- _WHAT YOU HAVE TO DO_:
Could you copy exactly the lines from the one containing "Read this page and output its text content." through the last line of the records below, leaving out any pictures?

(Saved entries)

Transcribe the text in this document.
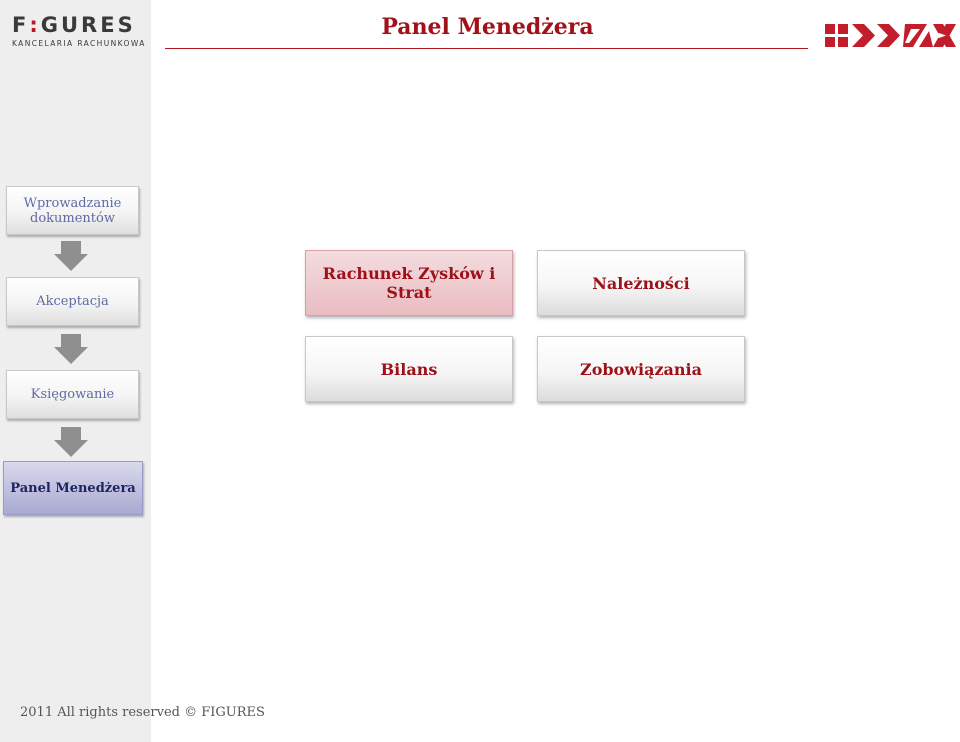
F: GURES
KANCELARIA RACHUNKOWA
Panel Menedżera
Wprowadzanie dokumentów
Akceptacja
Księgowanie
Panel Menedżera
Rachunek Zysków i Strat	Należności
Bilans	Zobowiązania
2011 All rights reserved © FIGURES
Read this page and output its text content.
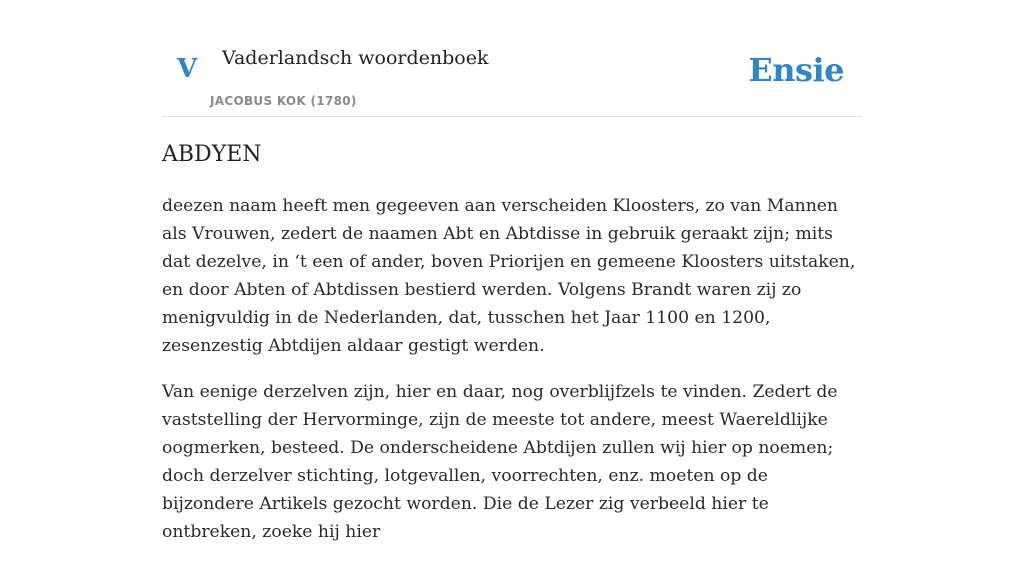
V Vaderlandsch woordenboek
JACOBUS KOK (1780)
Ensie
ABDYEN

deezen naam heeft men gegeeven aan verscheiden Kloosters, zo van Mannen als Vrouwen, zedert de naamen Abt en Abtdisse in gebruik geraakt zijn; mits dat dezelve, in ‘t een of ander, boven Priorijen en gemeene Kloosters uitstaken, en door Abten of Abtdissen bestierd werden. Volgens Brandt waren zij zo menigvuldig in de Nederlanden, dat, tusschen het Jaar 1100 en 1200, zesenzestig Abtdijen aldaar gestigt werden.

Van eenige derzelven zijn, hier en daar, nog overblijfzels te vinden. Zedert de vaststelling der Hervorminge, zijn de meeste tot andere, meest Waereldlijke oogmerken, besteed. De onderscheidene Abtdijen zullen wij hier op noemen; doch derzelver stichting, lotgevallen, voorrechten, enz. moeten op de bijzondere Artikels gezocht worden. Die de Lezer zig verbeeld hier te ontbreken, zoeke hij hier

- _THE OUTPUT_:
Read this page and output its text content.
V Vaderlandsch woordenboek
JACOBUS KOK (1780)
Ensie
ABDYEN

deezen naam heeft men gegeeven aan verscheiden Kloosters, zo van Mannen als Vrouwen, zedert de naamen Abt en Abtdisse in gebruik geraakt zijn; mits dat dezelve, in ‘t een of ander, boven Priorijen en gemeene Kloosters uitstaken, en door Abten of Abtdissen bestierd werden. Volgens Brandt waren zij zo menigvuldig in de Nederlanden, dat, tusschen het Jaar 1100 en 1200, zesenzestig Abtdijen aldaar gestigt werden.

Van eenige derzelven zijn, hier en daar, nog overblijfzels te vinden. Zedert de vaststelling der Hervorminge, zijn de meeste tot andere, meest Waereldlijke oogmerken, besteed. De onderscheidene Abtdijen zullen wij hier op noemen; doch derzelver stichting, lotgevallen, voorrechten, enz. moeten op de bijzondere Artikels gezocht worden. Die de Lezer zig verbeeld hier te ontbreken, zoeke hij hier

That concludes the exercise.